### INFORMATION SUPPLIED

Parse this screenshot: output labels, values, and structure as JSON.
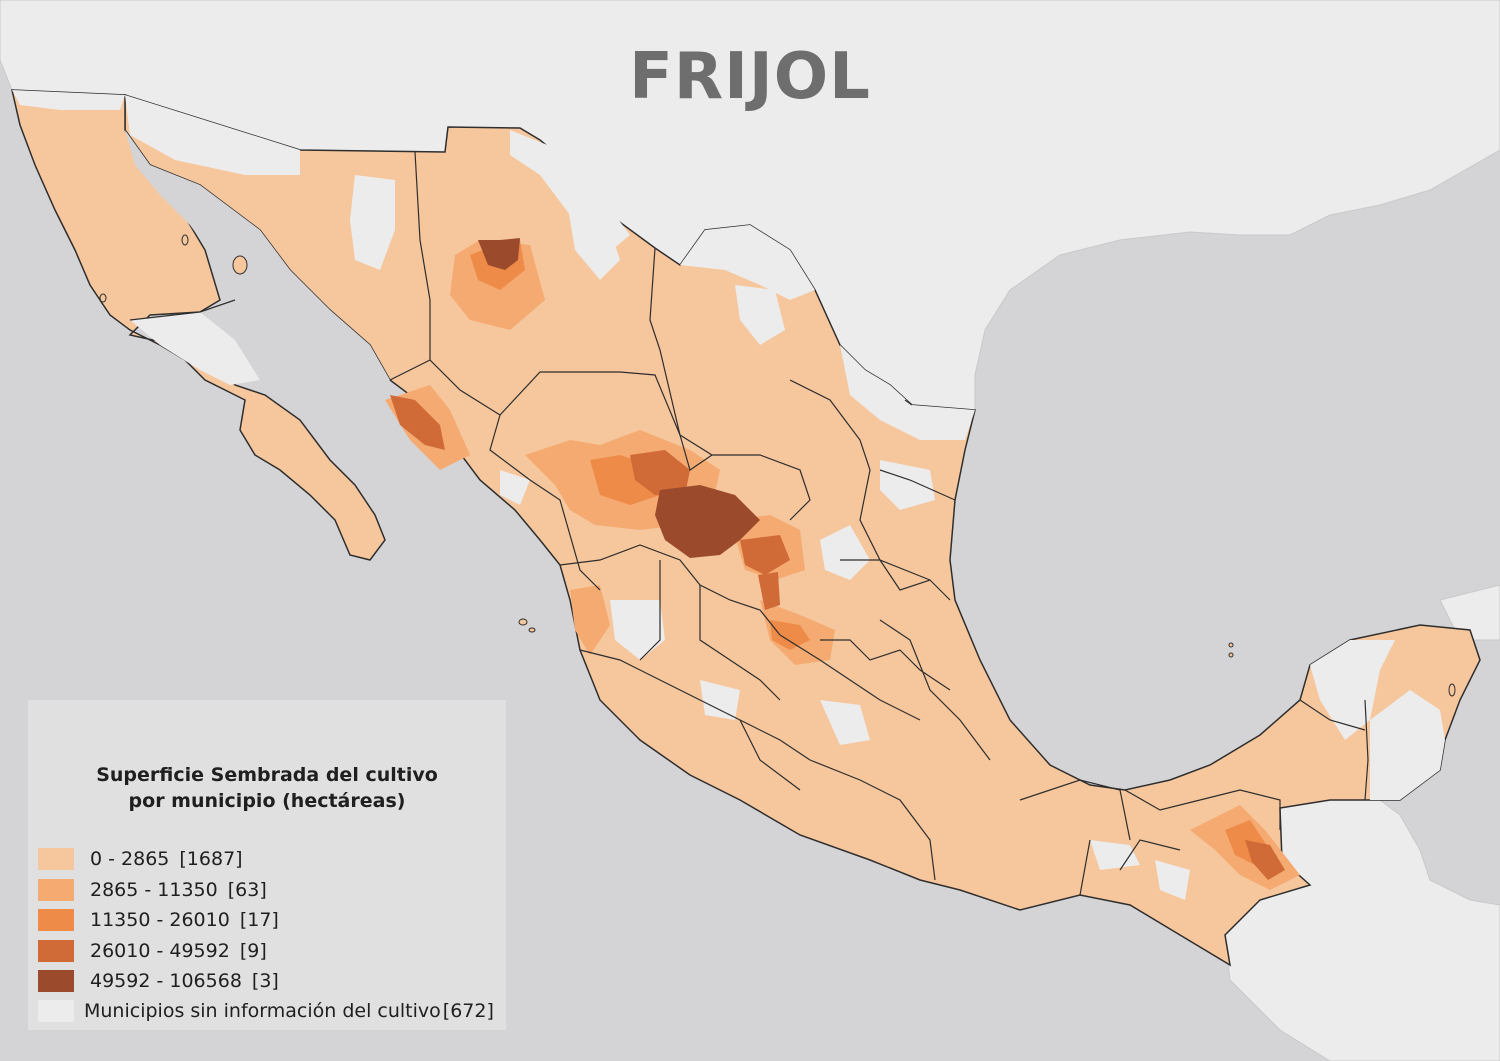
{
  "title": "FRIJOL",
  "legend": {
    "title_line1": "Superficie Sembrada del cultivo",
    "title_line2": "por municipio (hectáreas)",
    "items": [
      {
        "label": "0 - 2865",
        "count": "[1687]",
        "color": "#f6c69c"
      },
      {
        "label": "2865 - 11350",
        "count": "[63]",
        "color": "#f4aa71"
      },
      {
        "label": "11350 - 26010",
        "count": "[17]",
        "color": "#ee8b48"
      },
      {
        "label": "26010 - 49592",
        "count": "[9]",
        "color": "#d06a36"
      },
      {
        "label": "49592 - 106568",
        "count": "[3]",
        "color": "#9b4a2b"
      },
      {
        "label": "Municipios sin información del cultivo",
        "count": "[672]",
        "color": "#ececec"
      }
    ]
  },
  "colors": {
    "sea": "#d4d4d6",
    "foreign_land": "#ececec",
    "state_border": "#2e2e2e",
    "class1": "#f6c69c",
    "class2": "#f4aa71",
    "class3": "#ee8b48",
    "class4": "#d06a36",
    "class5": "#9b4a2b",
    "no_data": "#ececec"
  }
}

######
### INFORMATION SUPPLIED

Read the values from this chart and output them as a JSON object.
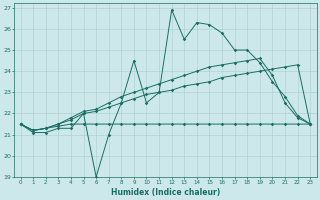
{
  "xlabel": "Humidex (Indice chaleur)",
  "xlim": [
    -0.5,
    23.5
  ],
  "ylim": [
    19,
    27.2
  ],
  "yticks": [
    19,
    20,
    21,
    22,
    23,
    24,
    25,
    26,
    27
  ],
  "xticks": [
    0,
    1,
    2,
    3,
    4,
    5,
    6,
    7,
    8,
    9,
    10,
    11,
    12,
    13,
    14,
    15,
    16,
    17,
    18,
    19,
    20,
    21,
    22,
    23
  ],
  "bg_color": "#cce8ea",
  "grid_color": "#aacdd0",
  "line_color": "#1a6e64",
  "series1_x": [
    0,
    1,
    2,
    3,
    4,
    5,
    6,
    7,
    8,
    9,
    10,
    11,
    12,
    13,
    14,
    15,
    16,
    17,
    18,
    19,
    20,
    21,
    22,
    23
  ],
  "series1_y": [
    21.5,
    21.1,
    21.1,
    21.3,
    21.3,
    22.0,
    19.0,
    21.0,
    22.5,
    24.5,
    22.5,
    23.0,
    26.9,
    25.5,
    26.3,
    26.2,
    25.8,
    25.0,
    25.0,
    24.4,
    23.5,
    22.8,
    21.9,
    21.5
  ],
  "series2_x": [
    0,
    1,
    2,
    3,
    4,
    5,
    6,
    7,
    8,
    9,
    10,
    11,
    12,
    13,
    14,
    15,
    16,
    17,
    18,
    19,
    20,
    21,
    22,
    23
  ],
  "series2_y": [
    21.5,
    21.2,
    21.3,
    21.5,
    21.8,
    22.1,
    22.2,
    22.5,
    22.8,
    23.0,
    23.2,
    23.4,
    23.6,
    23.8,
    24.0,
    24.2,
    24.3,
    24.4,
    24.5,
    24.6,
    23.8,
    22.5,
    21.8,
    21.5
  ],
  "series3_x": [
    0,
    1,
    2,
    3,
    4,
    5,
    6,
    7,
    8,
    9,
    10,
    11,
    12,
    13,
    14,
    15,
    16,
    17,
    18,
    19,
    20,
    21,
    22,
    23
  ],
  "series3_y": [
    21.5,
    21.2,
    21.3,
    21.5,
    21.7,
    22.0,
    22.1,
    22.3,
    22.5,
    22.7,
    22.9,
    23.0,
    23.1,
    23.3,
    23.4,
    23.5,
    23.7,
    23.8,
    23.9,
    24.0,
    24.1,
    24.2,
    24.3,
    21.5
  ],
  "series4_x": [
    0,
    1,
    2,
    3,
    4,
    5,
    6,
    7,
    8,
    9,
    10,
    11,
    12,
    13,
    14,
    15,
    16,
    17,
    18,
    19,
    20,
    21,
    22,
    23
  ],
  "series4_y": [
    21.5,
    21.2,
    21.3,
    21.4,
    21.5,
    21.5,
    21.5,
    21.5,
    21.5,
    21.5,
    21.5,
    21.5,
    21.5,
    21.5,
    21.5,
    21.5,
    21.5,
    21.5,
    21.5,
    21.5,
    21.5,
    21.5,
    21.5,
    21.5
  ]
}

######

• GIVEN INSTRUCTION: From the entries above, return each line with the word "this" in it.

• OUTPUT:
Parse this screenshot: output labels, values, and structure as JSON.
Read the values from this chart and output them as a JSON object.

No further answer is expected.